**WHAT YOU ARE ASKED TO DO:**
Repeat every record below exactly, leaving out the pictures.

-- begin MATERIAL --

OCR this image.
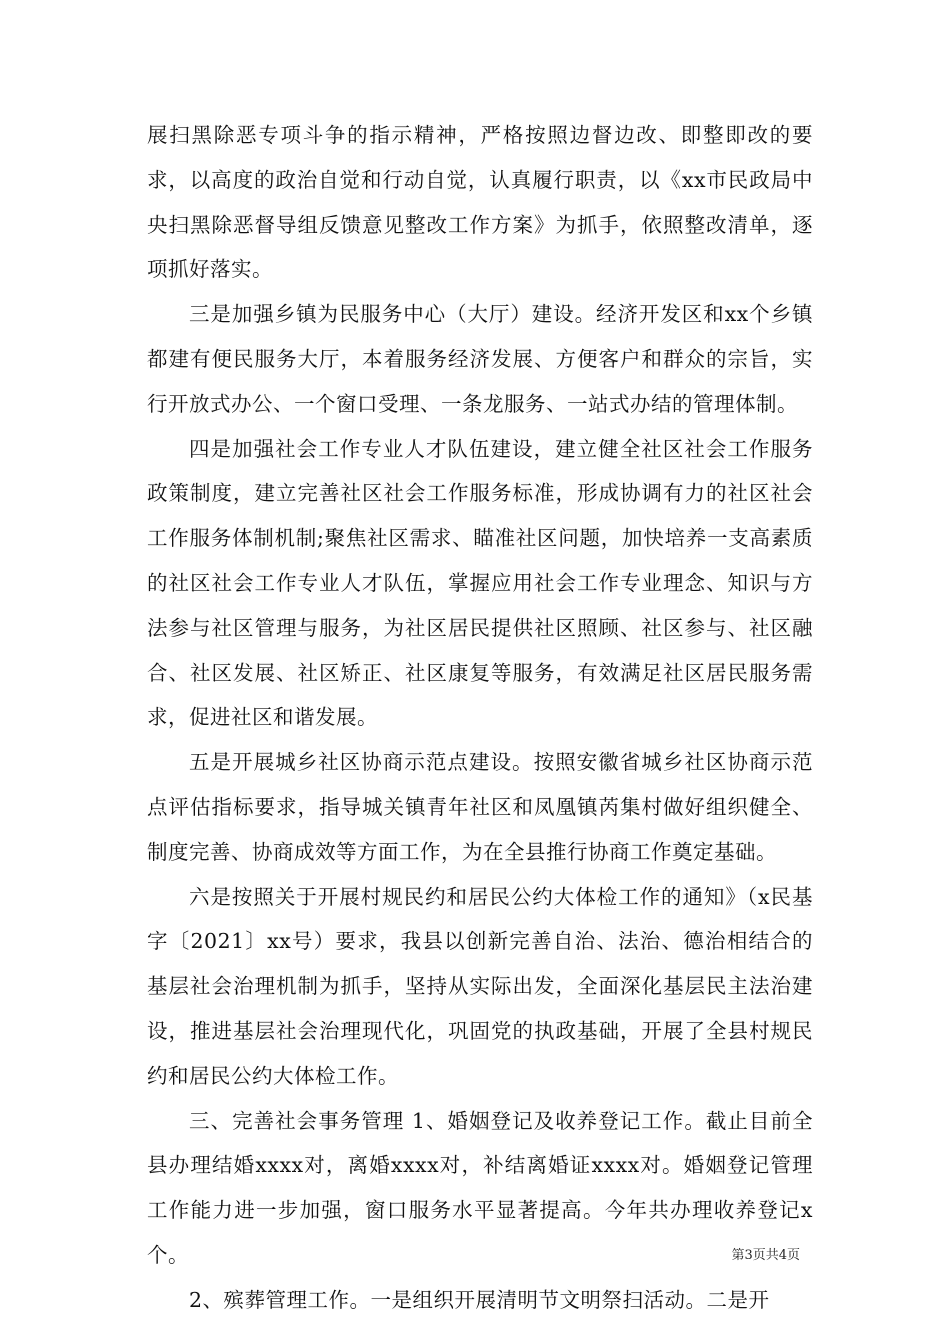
展扫黑除恶专项斗争的指示精神，严格按照边督边改、即整即改的要求，以高度的政治自觉和行动自觉，认真履行职责，以《xx市民政局中央扫黑除恶督导组反馈意见整改工作方案》为抓手，依照整改清单，逐项抓好落实。

三是加强乡镇为民服务中心（大厅）建设。经济开发区和xx个乡镇都建有便民服务大厅，本着服务经济发展、方便客户和群众的宗旨，实行开放式办公、一个窗口受理、一条龙服务、一站式办结的管理体制。

四是加强社会工作专业人才队伍建设，建立健全社区社会工作服务政策制度，建立完善社区社会工作服务标准，形成协调有力的社区社会工作服务体制机制;聚焦社区需求、瞄准社区问题，加快培养一支高素质的社区社会工作专业人才队伍，掌握应用社会工作专业理念、知识与方法参与社区管理与服务，为社区居民提供社区照顾、社区参与、社区融合、社区发展、社区矫正、社区康复等服务，有效满足社区居民服务需求，促进社区和谐发展。

五是开展城乡社区协商示范点建设。按照安徽省城乡社区协商示范点评估指标要求，指导城关镇青年社区和凤凰镇芮集村做好组织健全、制度完善、协商成效等方面工作，为在全县推行协商工作奠定基础。

六是按照关于开展村规民约和居民公约大体检工作的通知》（x民基字〔2021〕xx号）要求，我县以创新完善自治、法治、德治相结合的基层社会治理机制为抓手，坚持从实际出发，全面深化基层民主法治建设，推进基层社会治理现代化，巩固党的执政基础，开展了全县村规民约和居民公约大体检工作。

三、完善社会事务管理 1、婚姻登记及收养登记工作。截止目前全县办理结婚xxxx对，离婚xxxx对，补结离婚证xxxx对。婚姻登记管理工作能力进一步加强，窗口服务水平显著提高。今年共办理收养登记x个。

2、殡葬管理工作。一是组织开展清明节文明祭扫活动。二是开

第3页共4页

-- end MATERIAL --

**OUTPUT OF THE TASK:**
OCR this image.
展扫黑除恶专项斗争的指示精神，严格按照边督边改、即整即改的要求，以高度的政治自觉和行动自觉，认真履行职责，以《xx市民政局中央扫黑除恶督导组反馈意见整改工作方案》为抓手，依照整改清单，逐项抓好落实。

三是加强乡镇为民服务中心（大厅）建设。经济开发区和xx个乡镇都建有便民服务大厅，本着服务经济发展、方便客户和群众的宗旨，实行开放式办公、一个窗口受理、一条龙服务、一站式办结的管理体制。

四是加强社会工作专业人才队伍建设，建立健全社区社会工作服务政策制度，建立完善社区社会工作服务标准，形成协调有力的社区社会工作服务体制机制;聚焦社区需求、瞄准社区问题，加快培养一支高素质的社区社会工作专业人才队伍，掌握应用社会工作专业理念、知识与方法参与社区管理与服务，为社区居民提供社区照顾、社区参与、社区融合、社区发展、社区矫正、社区康复等服务，有效满足社区居民服务需求，促进社区和谐发展。

五是开展城乡社区协商示范点建设。按照安徽省城乡社区协商示范点评估指标要求，指导城关镇青年社区和凤凰镇芮集村做好组织健全、制度完善、协商成效等方面工作，为在全县推行协商工作奠定基础。

六是按照关于开展村规民约和居民公约大体检工作的通知》（x民基字〔2021〕xx号）要求，我县以创新完善自治、法治、德治相结合的基层社会治理机制为抓手，坚持从实际出发，全面深化基层民主法治建设，推进基层社会治理现代化，巩固党的执政基础，开展了全县村规民约和居民公约大体检工作。

三、完善社会事务管理 1、婚姻登记及收养登记工作。截止目前全县办理结婚xxxx对，离婚xxxx对，补结离婚证xxxx对。婚姻登记管理工作能力进一步加强，窗口服务水平显著提高。今年共办理收养登记x个。

2、殡葬管理工作。一是组织开展清明节文明祭扫活动。二是开

第3页共4页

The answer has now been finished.